● Task description
Rewrite everything from the line containing "bar-2014 bbox=[53, 198, 90, 349]" down to the line containing "y-tick-label: 2,500 bbox=[11, 172, 39, 184]", replacing "x-tick-label" with "x-axis-label" and keeping all else unchanged. Give only those lines.

● Given data
☆ ☆ ☆ ☆ ☆ ☆ ☆

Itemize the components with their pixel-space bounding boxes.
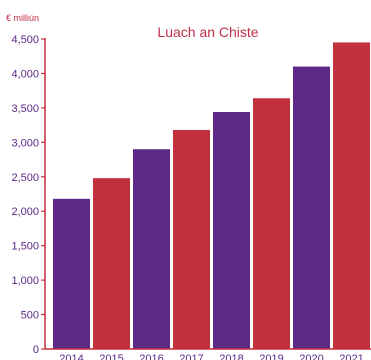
bar-2014 bbox=[53, 198, 90, 349]
x-tick-label: 2016 bbox=[139, 353, 163, 360]
bar-2016 bbox=[133, 149, 170, 349]
bar-2021 bbox=[333, 42, 370, 349]
y-tick-label: 1,500 bbox=[11, 241, 39, 253]
x-tick-label: 2020 bbox=[299, 353, 323, 360]
y-tick-label: 2,500 bbox=[11, 172, 39, 184]
x-axis: 2014 2015 2016 2017 2018 2019 2020 2021 bbox=[59, 353, 363, 360]
bar-2018 bbox=[213, 112, 250, 350]
bars bbox=[53, 42, 370, 350]
chart-title: Luach an Chiste bbox=[157, 24, 258, 40]
y-tick-label: 500 bbox=[21, 310, 39, 322]
x-tick-label: 2021 bbox=[339, 353, 363, 360]
y-tick-label: 3,500 bbox=[11, 103, 39, 115]
y-tick-label: 1,000 bbox=[11, 275, 39, 287]
x-tick-label: 2018 bbox=[219, 353, 243, 360]
y-axis-unit-label: € milliún bbox=[6, 13, 39, 23]
y-tick-label: 2,000 bbox=[11, 206, 39, 218]
x-tick-label: 2015 bbox=[99, 353, 123, 360]
bar-2019 bbox=[253, 98, 290, 349]
bar-2015 bbox=[93, 178, 130, 349]
y-tick-label: 0 bbox=[33, 344, 39, 356]
x-tick-label: 2019 bbox=[259, 353, 283, 360]
y-axis: 0 500 1,000 1,500 2,000 2,500 3,000 3,500 4,000 4… bbox=[11, 34, 45, 356]
bar-2020 bbox=[293, 66, 330, 350]
bar-2017 bbox=[173, 129, 210, 349]
y-tick-label: 4,000 bbox=[11, 68, 39, 80]
y-tick-label: 4,500 bbox=[11, 34, 39, 46]
x-tick-label: 2017 bbox=[179, 353, 203, 360]
y-tick-label: 3,000 bbox=[11, 137, 39, 149]
x-tick-label: 2014 bbox=[59, 353, 83, 360]
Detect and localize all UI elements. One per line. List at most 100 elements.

☆ ☆ ☆ ☆ ☆ ☆ ☆

● Written solution
bar-2014 bbox=[53, 198, 90, 349]
x-axis-label: 2016 bbox=[139, 353, 163, 360]
bar-2016 bbox=[133, 149, 170, 349]
bar-2021 bbox=[333, 42, 370, 349]
y-tick-label: 1,500 bbox=[11, 241, 39, 253]
x-axis-label: 2020 bbox=[299, 353, 323, 360]
y-tick-label: 2,500 bbox=[11, 172, 39, 184]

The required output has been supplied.